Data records
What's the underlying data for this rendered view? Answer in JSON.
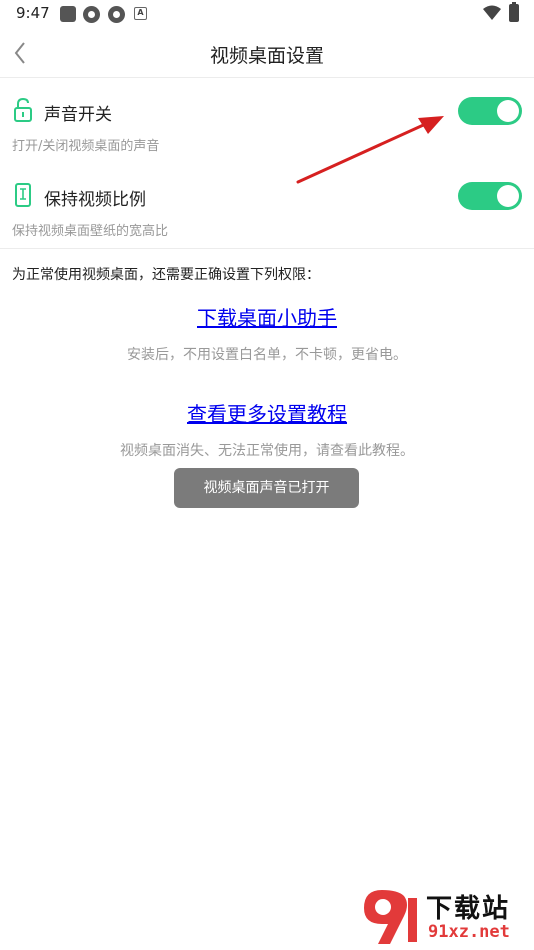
{
  "status_bar": {
    "time": "9:47",
    "icons": [
      "notification-square-icon",
      "app-icon",
      "app-icon",
      "a-box-icon",
      "wifi-icon",
      "battery-charging-icon"
    ]
  },
  "header": {
    "title": "视频桌面设置",
    "back_icon": "chevron-left-icon"
  },
  "settings": [
    {
      "icon": "unlock-icon",
      "label": "声音开关",
      "description": "打开/关闭视频桌面的声音",
      "enabled": true
    },
    {
      "icon": "phone-frame-icon",
      "label": "保持视频比例",
      "description": "保持视频桌面壁纸的宽高比",
      "enabled": true
    }
  ],
  "permissions": {
    "intro": "为正常使用视频桌面，还需要正确设置下列权限：",
    "links": [
      {
        "label": "下载桌面小助手",
        "description": "安装后，不用设置白名单，不卡顿，更省电。"
      },
      {
        "label": "查看更多设置教程",
        "description": "视频桌面消失、无法正常使用，请查看此教程。"
      }
    ]
  },
  "toast": {
    "message": "视频桌面声音已打开"
  },
  "watermark": {
    "text": "下载站",
    "url": "91xz.net"
  },
  "colors": {
    "accent": "#2ccb85",
    "link": "#0000ee",
    "arrow": "#d62020"
  }
}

--- WRITTEN PROBLEM ---
Make an exact copy of the records shown above, without the pictures.

--- TASK SOLUTION ---
What's the underlying data for this rendered view? Answer in JSON.
{
  "status_bar": {
    "time": "9:47",
    "icons": [
      "notification-square-icon",
      "app-icon",
      "app-icon",
      "a-box-icon",
      "wifi-icon",
      "battery-charging-icon"
    ]
  },
  "header": {
    "title": "视频桌面设置",
    "back_icon": "chevron-left-icon"
  },
  "settings": [
    {
      "icon": "unlock-icon",
      "label": "声音开关",
      "description": "打开/关闭视频桌面的声音",
      "enabled": true
    },
    {
      "icon": "phone-frame-icon",
      "label": "保持视频比例",
      "description": "保持视频桌面壁纸的宽高比",
      "enabled": true
    }
  ],
  "permissions": {
    "intro": "为正常使用视频桌面，还需要正确设置下列权限：",
    "links": [
      {
        "label": "下载桌面小助手",
        "description": "安装后，不用设置白名单，不卡顿，更省电。"
      },
      {
        "label": "查看更多设置教程",
        "description": "视频桌面消失、无法正常使用，请查看此教程。"
      }
    ]
  },
  "toast": {
    "message": "视频桌面声音已打开"
  },
  "watermark": {
    "text": "下载站",
    "url": "91xz.net"
  },
  "colors": {
    "accent": "#2ccb85",
    "link": "#0000ee",
    "arrow": "#d62020"
  }
}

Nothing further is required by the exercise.